--- SUPPLIED DATA ---
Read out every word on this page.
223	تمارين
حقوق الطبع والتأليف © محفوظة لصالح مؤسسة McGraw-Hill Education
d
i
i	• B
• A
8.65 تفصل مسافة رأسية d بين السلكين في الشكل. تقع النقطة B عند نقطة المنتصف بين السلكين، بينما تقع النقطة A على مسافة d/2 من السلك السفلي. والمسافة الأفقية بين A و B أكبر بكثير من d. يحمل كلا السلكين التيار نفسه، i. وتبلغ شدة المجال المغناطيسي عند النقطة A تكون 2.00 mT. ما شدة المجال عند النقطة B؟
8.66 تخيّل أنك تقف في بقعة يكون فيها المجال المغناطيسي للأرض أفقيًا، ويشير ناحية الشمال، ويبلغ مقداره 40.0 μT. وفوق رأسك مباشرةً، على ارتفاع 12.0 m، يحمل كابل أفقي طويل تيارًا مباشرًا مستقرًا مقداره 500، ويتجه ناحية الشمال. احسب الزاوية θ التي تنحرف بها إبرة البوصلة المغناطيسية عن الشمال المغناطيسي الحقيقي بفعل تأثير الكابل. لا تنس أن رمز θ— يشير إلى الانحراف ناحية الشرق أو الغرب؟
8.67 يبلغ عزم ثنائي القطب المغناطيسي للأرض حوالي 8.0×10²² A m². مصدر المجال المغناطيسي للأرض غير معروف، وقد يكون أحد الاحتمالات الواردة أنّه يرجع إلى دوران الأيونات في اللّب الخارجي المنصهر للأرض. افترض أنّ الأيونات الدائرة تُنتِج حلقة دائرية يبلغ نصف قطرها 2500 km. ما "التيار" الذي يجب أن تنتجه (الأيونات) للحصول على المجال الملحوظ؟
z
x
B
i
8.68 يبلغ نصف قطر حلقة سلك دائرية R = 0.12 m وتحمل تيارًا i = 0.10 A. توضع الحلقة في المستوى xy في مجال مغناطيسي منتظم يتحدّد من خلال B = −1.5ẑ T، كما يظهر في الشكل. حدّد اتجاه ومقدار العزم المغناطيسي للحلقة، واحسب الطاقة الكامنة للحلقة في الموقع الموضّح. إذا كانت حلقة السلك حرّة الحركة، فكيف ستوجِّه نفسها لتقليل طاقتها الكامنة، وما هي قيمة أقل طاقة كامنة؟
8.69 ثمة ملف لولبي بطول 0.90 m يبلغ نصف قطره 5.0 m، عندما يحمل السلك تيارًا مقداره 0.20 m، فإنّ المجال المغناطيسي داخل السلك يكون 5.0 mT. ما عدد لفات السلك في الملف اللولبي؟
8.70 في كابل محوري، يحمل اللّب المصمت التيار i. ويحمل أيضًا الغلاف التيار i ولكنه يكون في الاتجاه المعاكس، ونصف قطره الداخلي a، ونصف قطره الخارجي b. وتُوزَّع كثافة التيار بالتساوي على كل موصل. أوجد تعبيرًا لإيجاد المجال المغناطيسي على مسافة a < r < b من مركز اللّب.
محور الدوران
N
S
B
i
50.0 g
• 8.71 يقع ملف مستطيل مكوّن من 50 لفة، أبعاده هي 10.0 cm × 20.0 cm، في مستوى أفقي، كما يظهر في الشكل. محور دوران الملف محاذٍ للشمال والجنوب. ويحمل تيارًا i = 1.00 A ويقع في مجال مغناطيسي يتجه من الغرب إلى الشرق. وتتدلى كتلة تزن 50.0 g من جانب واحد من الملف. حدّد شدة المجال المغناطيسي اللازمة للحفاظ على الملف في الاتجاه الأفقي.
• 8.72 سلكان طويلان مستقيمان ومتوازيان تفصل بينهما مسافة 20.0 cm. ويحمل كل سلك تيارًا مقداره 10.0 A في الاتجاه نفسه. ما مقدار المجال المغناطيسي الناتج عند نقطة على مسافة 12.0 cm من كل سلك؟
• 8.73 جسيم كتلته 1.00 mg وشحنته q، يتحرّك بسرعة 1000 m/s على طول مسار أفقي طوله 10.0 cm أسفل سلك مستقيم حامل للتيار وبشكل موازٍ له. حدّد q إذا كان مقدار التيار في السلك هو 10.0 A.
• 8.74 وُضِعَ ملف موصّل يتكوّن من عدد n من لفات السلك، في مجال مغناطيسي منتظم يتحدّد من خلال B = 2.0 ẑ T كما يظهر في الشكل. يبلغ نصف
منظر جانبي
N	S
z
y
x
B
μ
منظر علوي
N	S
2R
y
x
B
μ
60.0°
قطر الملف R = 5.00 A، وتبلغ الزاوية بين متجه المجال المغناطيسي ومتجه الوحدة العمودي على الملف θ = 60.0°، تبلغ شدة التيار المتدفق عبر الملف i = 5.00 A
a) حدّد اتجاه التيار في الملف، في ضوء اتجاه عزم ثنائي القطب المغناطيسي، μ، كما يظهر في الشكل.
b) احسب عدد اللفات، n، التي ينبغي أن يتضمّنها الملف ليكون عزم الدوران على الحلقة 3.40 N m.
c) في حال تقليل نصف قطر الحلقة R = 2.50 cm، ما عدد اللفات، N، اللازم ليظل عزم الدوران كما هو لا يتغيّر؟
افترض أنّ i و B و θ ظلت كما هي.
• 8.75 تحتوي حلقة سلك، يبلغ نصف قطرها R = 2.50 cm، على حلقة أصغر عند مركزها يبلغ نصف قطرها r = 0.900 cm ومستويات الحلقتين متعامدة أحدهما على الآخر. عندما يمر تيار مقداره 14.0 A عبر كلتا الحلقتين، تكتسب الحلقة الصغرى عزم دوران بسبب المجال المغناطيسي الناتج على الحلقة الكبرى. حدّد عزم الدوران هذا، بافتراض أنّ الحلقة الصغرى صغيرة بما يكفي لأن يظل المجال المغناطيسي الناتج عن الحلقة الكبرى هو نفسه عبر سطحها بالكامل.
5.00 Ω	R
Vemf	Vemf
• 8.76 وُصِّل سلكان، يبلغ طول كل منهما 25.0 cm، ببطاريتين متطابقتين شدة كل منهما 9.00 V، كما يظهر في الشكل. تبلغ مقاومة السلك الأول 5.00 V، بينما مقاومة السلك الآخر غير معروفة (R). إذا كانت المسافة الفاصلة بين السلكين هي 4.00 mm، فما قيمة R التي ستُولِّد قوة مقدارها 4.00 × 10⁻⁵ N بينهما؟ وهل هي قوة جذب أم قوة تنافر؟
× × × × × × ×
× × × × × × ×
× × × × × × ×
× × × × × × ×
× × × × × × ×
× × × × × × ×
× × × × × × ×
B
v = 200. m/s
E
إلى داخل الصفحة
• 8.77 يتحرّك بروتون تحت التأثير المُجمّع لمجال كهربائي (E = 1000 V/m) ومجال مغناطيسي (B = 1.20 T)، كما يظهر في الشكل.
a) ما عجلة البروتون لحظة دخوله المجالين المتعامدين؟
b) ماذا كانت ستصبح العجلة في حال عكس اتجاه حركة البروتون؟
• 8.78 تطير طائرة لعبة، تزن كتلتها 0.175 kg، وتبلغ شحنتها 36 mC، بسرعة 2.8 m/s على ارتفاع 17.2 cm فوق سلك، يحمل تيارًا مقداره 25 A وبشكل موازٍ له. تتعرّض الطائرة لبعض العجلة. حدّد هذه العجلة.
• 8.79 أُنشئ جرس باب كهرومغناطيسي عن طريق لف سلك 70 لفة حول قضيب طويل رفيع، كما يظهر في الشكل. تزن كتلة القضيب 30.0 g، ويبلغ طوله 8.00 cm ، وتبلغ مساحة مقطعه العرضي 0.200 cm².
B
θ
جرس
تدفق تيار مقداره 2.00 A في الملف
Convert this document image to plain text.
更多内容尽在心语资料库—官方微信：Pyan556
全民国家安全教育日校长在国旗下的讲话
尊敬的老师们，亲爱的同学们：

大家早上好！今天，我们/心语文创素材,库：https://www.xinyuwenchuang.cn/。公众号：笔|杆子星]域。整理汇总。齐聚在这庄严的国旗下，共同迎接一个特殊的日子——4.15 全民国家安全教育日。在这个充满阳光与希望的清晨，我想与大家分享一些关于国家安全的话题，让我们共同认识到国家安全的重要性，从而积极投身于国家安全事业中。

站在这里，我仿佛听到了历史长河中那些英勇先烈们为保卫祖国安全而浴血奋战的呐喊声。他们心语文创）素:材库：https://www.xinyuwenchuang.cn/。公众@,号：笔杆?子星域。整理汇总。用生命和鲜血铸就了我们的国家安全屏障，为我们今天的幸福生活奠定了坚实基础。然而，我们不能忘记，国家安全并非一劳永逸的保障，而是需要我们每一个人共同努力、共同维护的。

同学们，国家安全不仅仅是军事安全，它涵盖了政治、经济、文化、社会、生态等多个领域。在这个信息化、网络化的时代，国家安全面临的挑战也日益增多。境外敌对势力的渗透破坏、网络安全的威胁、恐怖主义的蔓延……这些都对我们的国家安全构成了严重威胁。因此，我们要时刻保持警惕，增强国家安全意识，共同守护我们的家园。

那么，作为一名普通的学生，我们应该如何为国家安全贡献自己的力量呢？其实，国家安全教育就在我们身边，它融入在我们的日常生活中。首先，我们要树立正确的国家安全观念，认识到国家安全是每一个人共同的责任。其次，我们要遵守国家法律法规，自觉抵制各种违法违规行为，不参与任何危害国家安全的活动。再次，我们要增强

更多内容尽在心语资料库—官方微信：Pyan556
---
- STATED EXERCISE -
Lines containing "整理汇总" are to be counted. State the total and add nothing.

- FINAL RESULT -
2